任务材料:

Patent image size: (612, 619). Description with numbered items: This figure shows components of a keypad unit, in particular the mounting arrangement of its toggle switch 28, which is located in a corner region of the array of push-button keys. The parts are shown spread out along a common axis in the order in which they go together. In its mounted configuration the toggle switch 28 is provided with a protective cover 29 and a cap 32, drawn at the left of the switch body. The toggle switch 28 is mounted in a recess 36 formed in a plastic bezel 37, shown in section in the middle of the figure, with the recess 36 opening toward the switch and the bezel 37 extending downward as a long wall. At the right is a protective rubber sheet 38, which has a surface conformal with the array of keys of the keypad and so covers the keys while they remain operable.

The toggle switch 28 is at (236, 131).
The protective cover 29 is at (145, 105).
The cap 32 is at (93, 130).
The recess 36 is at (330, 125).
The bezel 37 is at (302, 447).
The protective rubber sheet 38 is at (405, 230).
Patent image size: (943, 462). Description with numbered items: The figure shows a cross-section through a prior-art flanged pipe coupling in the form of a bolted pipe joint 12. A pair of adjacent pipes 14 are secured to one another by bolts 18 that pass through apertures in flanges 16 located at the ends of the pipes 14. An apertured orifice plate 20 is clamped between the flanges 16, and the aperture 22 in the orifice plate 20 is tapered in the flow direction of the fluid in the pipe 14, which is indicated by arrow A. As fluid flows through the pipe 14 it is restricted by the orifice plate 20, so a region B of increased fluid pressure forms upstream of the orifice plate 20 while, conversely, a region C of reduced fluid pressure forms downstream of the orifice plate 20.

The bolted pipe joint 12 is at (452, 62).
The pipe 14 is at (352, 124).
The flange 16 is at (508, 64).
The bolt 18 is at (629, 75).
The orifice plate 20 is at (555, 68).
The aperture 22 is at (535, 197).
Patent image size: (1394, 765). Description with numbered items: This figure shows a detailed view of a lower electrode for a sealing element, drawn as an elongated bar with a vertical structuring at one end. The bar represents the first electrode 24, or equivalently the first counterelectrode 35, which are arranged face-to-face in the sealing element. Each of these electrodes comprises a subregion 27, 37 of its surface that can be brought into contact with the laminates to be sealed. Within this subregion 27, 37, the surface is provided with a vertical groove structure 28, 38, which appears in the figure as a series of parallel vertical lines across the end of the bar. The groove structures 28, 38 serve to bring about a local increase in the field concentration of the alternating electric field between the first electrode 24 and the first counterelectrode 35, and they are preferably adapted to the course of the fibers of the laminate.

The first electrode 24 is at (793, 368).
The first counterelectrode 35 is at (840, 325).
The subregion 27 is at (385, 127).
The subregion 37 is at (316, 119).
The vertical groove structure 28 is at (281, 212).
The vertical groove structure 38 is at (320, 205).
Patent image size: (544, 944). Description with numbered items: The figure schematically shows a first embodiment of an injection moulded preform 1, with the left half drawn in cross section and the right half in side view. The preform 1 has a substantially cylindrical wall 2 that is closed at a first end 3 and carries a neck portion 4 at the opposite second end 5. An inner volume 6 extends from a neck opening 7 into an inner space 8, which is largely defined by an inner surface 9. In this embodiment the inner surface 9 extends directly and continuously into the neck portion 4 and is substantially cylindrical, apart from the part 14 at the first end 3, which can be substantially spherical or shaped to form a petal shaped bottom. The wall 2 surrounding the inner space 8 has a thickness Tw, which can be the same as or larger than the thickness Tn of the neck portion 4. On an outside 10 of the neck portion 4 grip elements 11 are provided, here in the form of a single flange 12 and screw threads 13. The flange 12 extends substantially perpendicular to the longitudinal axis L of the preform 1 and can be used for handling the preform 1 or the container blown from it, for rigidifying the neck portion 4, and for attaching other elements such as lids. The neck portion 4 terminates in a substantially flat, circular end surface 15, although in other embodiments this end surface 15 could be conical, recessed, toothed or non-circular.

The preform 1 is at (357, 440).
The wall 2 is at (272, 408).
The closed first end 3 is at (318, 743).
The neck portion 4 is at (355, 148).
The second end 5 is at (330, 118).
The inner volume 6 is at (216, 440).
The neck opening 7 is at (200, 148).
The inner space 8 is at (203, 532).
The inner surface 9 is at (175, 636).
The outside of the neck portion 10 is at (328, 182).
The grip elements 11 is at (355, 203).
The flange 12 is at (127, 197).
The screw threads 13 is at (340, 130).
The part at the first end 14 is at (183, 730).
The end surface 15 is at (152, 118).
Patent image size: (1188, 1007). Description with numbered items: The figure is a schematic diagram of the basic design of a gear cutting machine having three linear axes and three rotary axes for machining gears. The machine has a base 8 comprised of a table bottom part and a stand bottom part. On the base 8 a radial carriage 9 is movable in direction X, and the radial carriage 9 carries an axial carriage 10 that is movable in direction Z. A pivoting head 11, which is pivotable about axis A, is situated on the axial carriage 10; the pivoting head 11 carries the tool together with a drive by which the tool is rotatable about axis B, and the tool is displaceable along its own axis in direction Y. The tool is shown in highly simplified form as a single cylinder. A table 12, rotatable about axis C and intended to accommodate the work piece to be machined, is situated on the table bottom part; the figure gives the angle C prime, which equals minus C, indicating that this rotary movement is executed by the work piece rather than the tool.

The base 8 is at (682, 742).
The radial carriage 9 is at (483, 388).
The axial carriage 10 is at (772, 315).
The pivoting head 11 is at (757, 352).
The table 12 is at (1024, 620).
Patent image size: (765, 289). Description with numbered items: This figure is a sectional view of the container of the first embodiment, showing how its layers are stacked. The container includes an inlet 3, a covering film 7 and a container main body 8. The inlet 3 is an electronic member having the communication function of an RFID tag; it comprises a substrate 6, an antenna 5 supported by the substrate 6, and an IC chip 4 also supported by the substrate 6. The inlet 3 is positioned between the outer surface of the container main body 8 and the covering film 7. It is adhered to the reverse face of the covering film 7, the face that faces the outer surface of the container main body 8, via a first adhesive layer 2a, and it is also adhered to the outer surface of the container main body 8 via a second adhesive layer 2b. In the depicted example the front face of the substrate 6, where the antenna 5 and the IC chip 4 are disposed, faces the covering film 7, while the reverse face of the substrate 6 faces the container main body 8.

练习说明:
把上面的全部记录一字不改地抄写下来。

输出结果:
Patent image size: (612, 619). Description with numbered items: This figure shows components of a keypad unit, in particular the mounting arrangement of its toggle switch 28, which is located in a corner region of the array of push-button keys. The parts are shown spread out along a common axis in the order in which they go together. In its mounted configuration the toggle switch 28 is provided with a protective cover 29 and a cap 32, drawn at the left of the switch body. The toggle switch 28 is mounted in a recess 36 formed in a plastic bezel 37, shown in section in the middle of the figure, with the recess 36 opening toward the switch and the bezel 37 extending downward as a long wall. At the right is a protective rubber sheet 38, which has a surface conformal with the array of keys of the keypad and so covers the keys while they remain operable.

The toggle switch 28 is at (236, 131).
The protective cover 29 is at (145, 105).
The cap 32 is at (93, 130).
The recess 36 is at (330, 125).
The bezel 37 is at (302, 447).
The protective rubber sheet 38 is at (405, 230).
Patent image size: (943, 462). Description with numbered items: The figure shows a cross-section through a prior-art flanged pipe coupling in the form of a bolted pipe joint 12. A pair of adjacent pipes 14 are secured to one another by bolts 18 that pass through apertures in flanges 16 located at the ends of the pipes 14. An apertured orifice plate 20 is clamped between the flanges 16, and the aperture 22 in the orifice plate 20 is tapered in the flow direction of the fluid in the pipe 14, which is indicated by arrow A. As fluid flows through the pipe 14 it is restricted by the orifice plate 20, so a region B of increased fluid pressure forms upstream of the orifice plate 20 while, conversely, a region C of reduced fluid pressure forms downstream of the orifice plate 20.

The bolted pipe joint 12 is at (452, 62).
The pipe 14 is at (352, 124).
The flange 16 is at (508, 64).
The bolt 18 is at (629, 75).
The orifice plate 20 is at (555, 68).
The aperture 22 is at (535, 197).
Patent image size: (1394, 765). Description with numbered items: This figure shows a detailed view of a lower electrode for a sealing element, drawn as an elongated bar with a vertical structuring at one end. The bar represents the first electrode 24, or equivalently the first counterelectrode 35, which are arranged face-to-face in the sealing element. Each of these electrodes comprises a subregion 27, 37 of its surface that can be brought into contact with the laminates to be sealed. Within this subregion 27, 37, the surface is provided with a vertical groove structure 28, 38, which appears in the figure as a series of parallel vertical lines across the end of the bar. The groove structures 28, 38 serve to bring about a local increase in the field concentration of the alternating electric field between the first electrode 24 and the first counterelectrode 35, and they are preferably adapted to the course of the fibers of the laminate.

The first electrode 24 is at (793, 368).
The first counterelectrode 35 is at (840, 325).
The subregion 27 is at (385, 127).
The subregion 37 is at (316, 119).
The vertical groove structure 28 is at (281, 212).
The vertical groove structure 38 is at (320, 205).
Patent image size: (544, 944). Description with numbered items: The figure schematically shows a first embodiment of an injection moulded preform 1, with the left half drawn in cross section and the right half in side view. The preform 1 has a substantially cylindrical wall 2 that is closed at a first end 3 and carries a neck portion 4 at the opposite second end 5. An inner volume 6 extends from a neck opening 7 into an inner space 8, which is largely defined by an inner surface 9. In this embodiment the inner surface 9 extends directly and continuously into the neck portion 4 and is substantially cylindrical, apart from the part 14 at the first end 3, which can be substantially spherical or shaped to form a petal shaped bottom. The wall 2 surrounding the inner space 8 has a thickness Tw, which can be the same as or larger than the thickness Tn of the neck portion 4. On an outside 10 of the neck portion 4 grip elements 11 are provided, here in the form of a single flange 12 and screw threads 13. The flange 12 extends substantially perpendicular to the longitudinal axis L of the preform 1 and can be used for handling the preform 1 or the container blown from it, for rigidifying the neck portion 4, and for attaching other elements such as lids. The neck portion 4 terminates in a substantially flat, circular end surface 15, although in other embodiments this end surface 15 could be conical, recessed, toothed or non-circular.

The preform 1 is at (357, 440).
The wall 2 is at (272, 408).
The closed first end 3 is at (318, 743).
The neck portion 4 is at (355, 148).
The second end 5 is at (330, 118).
The inner volume 6 is at (216, 440).
The neck opening 7 is at (200, 148).
The inner space 8 is at (203, 532).
The inner surface 9 is at (175, 636).
The outside of the neck portion 10 is at (328, 182).
The grip elements 11 is at (355, 203).
The flange 12 is at (127, 197).
The screw threads 13 is at (340, 130).
The part at the first end 14 is at (183, 730).
The end surface 15 is at (152, 118).
Patent image size: (1188, 1007). Description with numbered items: The figure is a schematic diagram of the basic design of a gear cutting machine having three linear axes and three rotary axes for machining gears. The machine has a base 8 comprised of a table bottom part and a stand bottom part. On the base 8 a radial carriage 9 is movable in direction X, and the radial carriage 9 carries an axial carriage 10 that is movable in direction Z. A pivoting head 11, which is pivotable about axis A, is situated on the axial carriage 10; the pivoting head 11 carries the tool together with a drive by which the tool is rotatable about axis B, and the tool is displaceable along its own axis in direction Y. The tool is shown in highly simplified form as a single cylinder. A table 12, rotatable about axis C and intended to accommodate the work piece to be machined, is situated on the table bottom part; the figure gives the angle C prime, which equals minus C, indicating that this rotary movement is executed by the work piece rather than the tool.

The base 8 is at (682, 742).
The radial carriage 9 is at (483, 388).
The axial carriage 10 is at (772, 315).
The pivoting head 11 is at (757, 352).
The table 12 is at (1024, 620).
Patent image size: (765, 289). Description with numbered items: This figure is a sectional view of the container of the first embodiment, showing how its layers are stacked. The container includes an inlet 3, a covering film 7 and a container main body 8. The inlet 3 is an electronic member having the communication function of an RFID tag; it comprises a substrate 6, an antenna 5 supported by the substrate 6, and an IC chip 4 also supported by the substrate 6. The inlet 3 is positioned between the outer surface of the container main body 8 and the covering film 7. It is adhered to the reverse face of the covering film 7, the face that faces the outer surface of the container main body 8, via a first adhesive layer 2a, and it is also adhered to the outer surface of the container main body 8 via a second adhesive layer 2b. In the depicted example the front face of the substrate 6, where the antenna 5 and the IC chip 4 are disposed, faces the covering film 7, while the reverse face of the substrate 6 faces the container main body 8.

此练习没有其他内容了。